#### WHAT YOU WILL DO
Please print all of the material below, word for word.

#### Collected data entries
<<<<

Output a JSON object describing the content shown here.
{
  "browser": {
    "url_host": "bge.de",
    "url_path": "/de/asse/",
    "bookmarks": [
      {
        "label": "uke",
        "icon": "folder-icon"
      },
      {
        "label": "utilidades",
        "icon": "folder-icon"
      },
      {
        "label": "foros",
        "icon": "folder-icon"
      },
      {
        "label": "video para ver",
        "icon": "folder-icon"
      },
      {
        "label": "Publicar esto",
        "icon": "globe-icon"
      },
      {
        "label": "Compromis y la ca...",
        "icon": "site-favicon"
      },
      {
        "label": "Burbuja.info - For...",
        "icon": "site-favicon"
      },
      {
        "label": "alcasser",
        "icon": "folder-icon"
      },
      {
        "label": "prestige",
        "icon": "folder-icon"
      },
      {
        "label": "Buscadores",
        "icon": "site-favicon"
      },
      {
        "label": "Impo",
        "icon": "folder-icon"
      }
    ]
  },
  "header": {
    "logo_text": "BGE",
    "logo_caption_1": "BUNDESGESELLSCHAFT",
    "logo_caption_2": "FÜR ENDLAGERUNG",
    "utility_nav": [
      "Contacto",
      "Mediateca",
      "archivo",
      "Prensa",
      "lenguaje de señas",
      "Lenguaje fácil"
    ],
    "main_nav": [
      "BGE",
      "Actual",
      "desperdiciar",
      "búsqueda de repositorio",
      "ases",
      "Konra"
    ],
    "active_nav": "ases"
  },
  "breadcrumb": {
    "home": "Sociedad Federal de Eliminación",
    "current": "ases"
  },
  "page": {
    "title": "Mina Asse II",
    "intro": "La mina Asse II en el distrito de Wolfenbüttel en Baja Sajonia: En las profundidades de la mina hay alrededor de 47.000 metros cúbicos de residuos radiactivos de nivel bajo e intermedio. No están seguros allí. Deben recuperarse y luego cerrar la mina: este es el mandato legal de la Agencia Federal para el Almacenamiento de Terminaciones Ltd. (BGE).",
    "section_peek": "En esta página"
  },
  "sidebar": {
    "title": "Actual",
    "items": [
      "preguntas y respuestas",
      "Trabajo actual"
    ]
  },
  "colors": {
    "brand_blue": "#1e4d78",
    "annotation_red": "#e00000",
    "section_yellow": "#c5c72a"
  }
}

>>>>

#### EXERCISE ANSWER
Output a JSON object describing the content shown here.
{
  "browser": {
    "url_host": "bge.de",
    "url_path": "/de/asse/",
    "bookmarks": [
      {
        "label": "uke",
        "icon": "folder-icon"
      },
      {
        "label": "utilidades",
        "icon": "folder-icon"
      },
      {
        "label": "foros",
        "icon": "folder-icon"
      },
      {
        "label": "video para ver",
        "icon": "folder-icon"
      },
      {
        "label": "Publicar esto",
        "icon": "globe-icon"
      },
      {
        "label": "Compromis y la ca...",
        "icon": "site-favicon"
      },
      {
        "label": "Burbuja.info - For...",
        "icon": "site-favicon"
      },
      {
        "label": "alcasser",
        "icon": "folder-icon"
      },
      {
        "label": "prestige",
        "icon": "folder-icon"
      },
      {
        "label": "Buscadores",
        "icon": "site-favicon"
      },
      {
        "label": "Impo",
        "icon": "folder-icon"
      }
    ]
  },
  "header": {
    "logo_text": "BGE",
    "logo_caption_1": "BUNDESGESELLSCHAFT",
    "logo_caption_2": "FÜR ENDLAGERUNG",
    "utility_nav": [
      "Contacto",
      "Mediateca",
      "archivo",
      "Prensa",
      "lenguaje de señas",
      "Lenguaje fácil"
    ],
    "main_nav": [
      "BGE",
      "Actual",
      "desperdiciar",
      "búsqueda de repositorio",
      "ases",
      "Konra"
    ],
    "active_nav": "ases"
  },
  "breadcrumb": {
    "home": "Sociedad Federal de Eliminación",
    "current": "ases"
  },
  "page": {
    "title": "Mina Asse II",
    "intro": "La mina Asse II en el distrito de Wolfenbüttel en Baja Sajonia: En las profundidades de la mina hay alrededor de 47.000 metros cúbicos de residuos radiactivos de nivel bajo e intermedio. No están seguros allí. Deben recuperarse y luego cerrar la mina: este es el mandato legal de la Agencia Federal para el Almacenamiento de Terminaciones Ltd. (BGE).",
    "section_peek": "En esta página"
  },
  "sidebar": {
    "title": "Actual",
    "items": [
      "preguntas y respuestas",
      "Trabajo actual"
    ]
  },
  "colors": {
    "brand_blue": "#1e4d78",
    "annotation_red": "#e00000",
    "section_yellow": "#c5c72a"
  }
}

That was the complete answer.